§ **Texto fornecido**:

((

O que se pode perceber desse fragmento é que foi escrito por um profundo conhecedor da história romana, e de fato Jordanes foi um funcionário e historiador do Império romano oriental, mas era de origem gótica. O que pode mais uma vez refutar a tese de que os bárbaros eram todos iletrados.  Isso é algo que Ralph Mathisen procura refutar: “Não, eu proponho discutir como os verdadeiros bárbaros que foram supostamente responsáveis pela queda do Império Romano de fato ajudaram a preservar a cultura literária clássica tradicional” (MATHISEN, p. 7)
Jordanes foi um dos bárbaros que ocuparam um papel de importância no Império de Roma Oriental, pois além de possuir muito conhecimento sobre Roma, também conhecia como era a cultura gótica, tanto que sua obra “Gética” foi a única que se sabe notadamente, que é o único registro da época sobre os godos. Ele se envolveu num conflito que na época estava dividindo a cristandade medieval: a questão da Trindade. Naquele momento, havia uma corrente que a negava, e outra – a que ele seguia- que era a de defendê-la. Tal conflito deu origem a algumas obras no período em que foi detido, Jordanes produziu um importante legado para a humanidade: Romana, obra que fala sobre Roma.

))

§ **Dados coletados**:
((

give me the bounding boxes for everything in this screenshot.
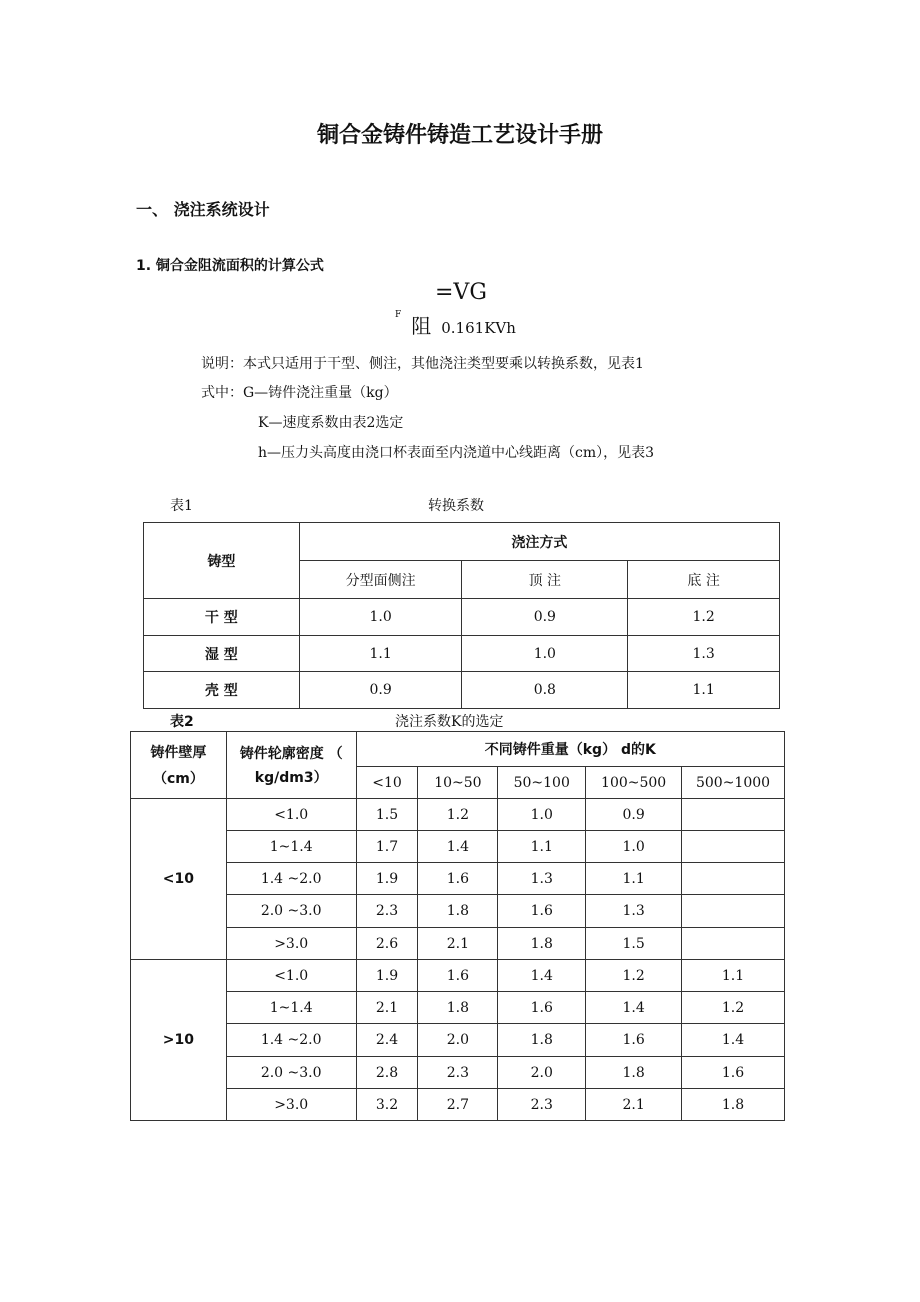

))

§ **Tarefas propostas**:
1. Segundo o texto sobre Jordanes, qual obra dele é apontada como o único registro da época sobre os godos?
2. Transcreva sem alterações, do texto sobre Jordanes, o trecho que vai de "O que se pode" até "(MATHISEN, p. 7)".

§ **Respostas por tarefa**:
1. A obra "Gética".

2.
O que se pode perceber desse fragmento é que foi escrito por um profundo conhecedor da história romana, e de fato Jordanes foi um funcionário e historiador do Império romano oriental, mas era de origem gótica. O que pode mais uma vez refutar a tese de que os bárbaros eram todos iletrados.  Isso é algo que Ralph Mathisen procura refutar: “Não, eu proponho discutir como os verdadeiros bárbaros que foram supostamente responsáveis pela queda do Império Romano de fato ajudaram a preservar a cultura literária clássica tradicional” (MATHISEN, p. 7)